Set task: Print the entire listing. Each line must match the original exactly.

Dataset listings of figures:

------------------------------------------------

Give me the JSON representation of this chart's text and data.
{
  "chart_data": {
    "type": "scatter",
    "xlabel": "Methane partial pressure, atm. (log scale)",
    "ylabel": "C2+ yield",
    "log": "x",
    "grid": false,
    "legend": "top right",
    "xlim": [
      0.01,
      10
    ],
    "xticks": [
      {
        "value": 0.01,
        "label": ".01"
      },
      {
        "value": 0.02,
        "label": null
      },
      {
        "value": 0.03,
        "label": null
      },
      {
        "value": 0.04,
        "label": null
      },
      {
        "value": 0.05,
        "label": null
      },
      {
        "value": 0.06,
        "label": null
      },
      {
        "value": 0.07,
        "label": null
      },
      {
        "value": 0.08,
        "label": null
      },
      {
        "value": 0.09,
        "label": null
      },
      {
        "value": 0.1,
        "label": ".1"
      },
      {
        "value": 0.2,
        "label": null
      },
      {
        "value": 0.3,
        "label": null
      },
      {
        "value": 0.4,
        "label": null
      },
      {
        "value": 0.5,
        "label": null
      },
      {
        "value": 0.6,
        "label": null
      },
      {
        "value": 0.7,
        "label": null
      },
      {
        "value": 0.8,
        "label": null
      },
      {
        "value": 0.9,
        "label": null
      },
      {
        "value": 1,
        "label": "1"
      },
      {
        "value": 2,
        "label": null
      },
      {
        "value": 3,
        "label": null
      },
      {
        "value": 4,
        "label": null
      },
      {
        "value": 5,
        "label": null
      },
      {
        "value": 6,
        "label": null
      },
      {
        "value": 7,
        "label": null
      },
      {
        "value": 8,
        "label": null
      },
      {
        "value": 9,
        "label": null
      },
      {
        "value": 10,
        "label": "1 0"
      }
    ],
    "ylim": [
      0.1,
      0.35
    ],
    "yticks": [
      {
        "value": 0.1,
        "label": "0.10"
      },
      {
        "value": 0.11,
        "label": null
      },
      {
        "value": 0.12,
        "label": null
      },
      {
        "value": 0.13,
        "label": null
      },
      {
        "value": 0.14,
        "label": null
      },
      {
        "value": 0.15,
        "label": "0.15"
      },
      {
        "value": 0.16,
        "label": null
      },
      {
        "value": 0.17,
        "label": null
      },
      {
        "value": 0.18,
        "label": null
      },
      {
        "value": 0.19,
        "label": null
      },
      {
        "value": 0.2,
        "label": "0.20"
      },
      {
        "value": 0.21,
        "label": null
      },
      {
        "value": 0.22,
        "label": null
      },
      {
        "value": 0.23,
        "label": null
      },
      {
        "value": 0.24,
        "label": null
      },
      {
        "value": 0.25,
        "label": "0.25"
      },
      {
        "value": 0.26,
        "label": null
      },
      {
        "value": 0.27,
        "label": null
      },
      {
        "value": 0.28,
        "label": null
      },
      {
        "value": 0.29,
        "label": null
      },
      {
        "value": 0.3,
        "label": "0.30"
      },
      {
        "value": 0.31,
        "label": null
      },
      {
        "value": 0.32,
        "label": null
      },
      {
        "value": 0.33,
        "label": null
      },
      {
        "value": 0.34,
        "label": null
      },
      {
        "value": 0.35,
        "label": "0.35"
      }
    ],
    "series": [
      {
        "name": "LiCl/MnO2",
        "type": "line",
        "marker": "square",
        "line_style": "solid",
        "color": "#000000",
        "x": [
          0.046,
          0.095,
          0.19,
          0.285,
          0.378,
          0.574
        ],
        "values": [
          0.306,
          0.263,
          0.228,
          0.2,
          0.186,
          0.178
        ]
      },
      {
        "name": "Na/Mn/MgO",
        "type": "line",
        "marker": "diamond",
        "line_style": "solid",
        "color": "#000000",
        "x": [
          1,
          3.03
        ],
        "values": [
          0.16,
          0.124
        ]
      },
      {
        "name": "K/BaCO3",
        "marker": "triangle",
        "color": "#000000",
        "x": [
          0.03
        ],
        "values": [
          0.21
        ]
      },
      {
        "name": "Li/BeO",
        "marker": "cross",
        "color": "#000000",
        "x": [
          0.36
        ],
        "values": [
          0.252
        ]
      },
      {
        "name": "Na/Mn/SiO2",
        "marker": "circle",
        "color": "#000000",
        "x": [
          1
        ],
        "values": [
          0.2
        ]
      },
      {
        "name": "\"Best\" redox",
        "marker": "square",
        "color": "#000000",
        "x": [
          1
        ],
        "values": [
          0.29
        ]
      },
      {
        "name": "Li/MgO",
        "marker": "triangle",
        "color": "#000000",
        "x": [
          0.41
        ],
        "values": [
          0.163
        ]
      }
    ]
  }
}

------------------------------------------------

Problem solution:
Give me the JSON representation of this chart's text and data.
{
  "chart_data": {
    "type": "scatter",
    "xlabel": "Methane partial pressure, atm. (log scale)",
    "ylabel": "C2+ yield",
    "log": "x",
    "grid": false,
    "legend": "top right",
    "xlim": [
      0.01,
      10
    ],
    "xticks": [
      {
        "value": 0.01,
        "label": ".01"
      },
      {
        "value": 0.02,
        "label": null
      },
      {
        "value": 0.03,
        "label": null
      },
      {
        "value": 0.04,
        "label": null
      },
      {
        "value": 0.05,
        "label": null
      },
      {
        "value": 0.06,
        "label": null
      },
      {
        "value": 0.07,
        "label": null
      },
      {
        "value": 0.08,
        "label": null
      },
      {
        "value": 0.09,
        "label": null
      },
      {
        "value": 0.1,
        "label": ".1"
      },
      {
        "value": 0.2,
        "label": null
      },
      {
        "value": 0.3,
        "label": null
      },
      {
        "value": 0.4,
        "label": null
      },
      {
        "value": 0.5,
        "label": null
      },
      {
        "value": 0.6,
        "label": null
      },
      {
        "value": 0.7,
        "label": null
      },
      {
        "value": 0.8,
        "label": null
      },
      {
        "value": 0.9,
        "label": null
      },
      {
        "value": 1,
        "label": "1"
      },
      {
        "value": 2,
        "label": null
      },
      {
        "value": 3,
        "label": null
      },
      {
        "value": 4,
        "label": null
      },
      {
        "value": 5,
        "label": null
      },
      {
        "value": 6,
        "label": null
      },
      {
        "value": 7,
        "label": null
      },
      {
        "value": 8,
        "label": null
      },
      {
        "value": 9,
        "label": null
      },
      {
        "value": 10,
        "label": "1 0"
      }
    ],
    "ylim": [
      0.1,
      0.35
    ],
    "yticks": [
      {
        "value": 0.1,
        "label": "0.10"
      },
      {
        "value": 0.11,
        "label": null
      },
      {
        "value": 0.12,
        "label": null
      },
      {
        "value": 0.13,
        "label": null
      },
      {
        "value": 0.14,
        "label": null
      },
      {
        "value": 0.15,
        "label": "0.15"
      },
      {
        "value": 0.16,
        "label": null
      },
      {
        "value": 0.17,
        "label": null
      },
      {
        "value": 0.18,
        "label": null
      },
      {
        "value": 0.19,
        "label": null
      },
      {
        "value": 0.2,
        "label": "0.20"
      },
      {
        "value": 0.21,
        "label": null
      },
      {
        "value": 0.22,
        "label": null
      },
      {
        "value": 0.23,
        "label": null
      },
      {
        "value": 0.24,
        "label": null
      },
      {
        "value": 0.25,
        "label": "0.25"
      },
      {
        "value": 0.26,
        "label": null
      },
      {
        "value": 0.27,
        "label": null
      },
      {
        "value": 0.28,
        "label": null
      },
      {
        "value": 0.29,
        "label": null
      },
      {
        "value": 0.3,
        "label": "0.30"
      },
      {
        "value": 0.31,
        "label": null
      },
      {
        "value": 0.32,
        "label": null
      },
      {
        "value": 0.33,
        "label": null
      },
      {
        "value": 0.34,
        "label": null
      },
      {
        "value": 0.35,
        "label": "0.35"
      }
    ],
    "series": [
      {
        "name": "LiCl/MnO2",
        "type": "line",
        "marker": "square",
        "line_style": "solid",
        "color": "#000000",
        "x": [
          0.046,
          0.095,
          0.19,
          0.285,
          0.378,
          0.574
        ],
        "values": [
          0.306,
          0.263,
          0.228,
          0.2,
          0.186,
          0.178
        ]
      },
      {
        "name": "Na/Mn/MgO",
        "type": "line",
        "marker": "diamond",
        "line_style": "solid",
        "color": "#000000",
        "x": [
          1,
          3.03
        ],
        "values": [
          0.16,
          0.124
        ]
      },
      {
        "name": "K/BaCO3",
        "marker": "triangle",
        "color": "#000000",
        "x": [
          0.03
        ],
        "values": [
          0.21
        ]
      },
      {
        "name": "Li/BeO",
        "marker": "cross",
        "color": "#000000",
        "x": [
          0.36
        ],
        "values": [
          0.252
        ]
      },
      {
        "name": "Na/Mn/SiO2",
        "marker": "circle",
        "color": "#000000",
        "x": [
          1
        ],
        "values": [
          0.2
        ]
      },
      {
        "name": "\"Best\" redox",
        "marker": "square",
        "color": "#000000",
        "x": [
          1
        ],
        "values": [
          0.29
        ]
      },
      {
        "name": "Li/MgO",
        "marker": "triangle",
        "color": "#000000",
        "x": [
          0.41
        ],
        "values": [
          0.163
        ]
      }
    ]
  }
}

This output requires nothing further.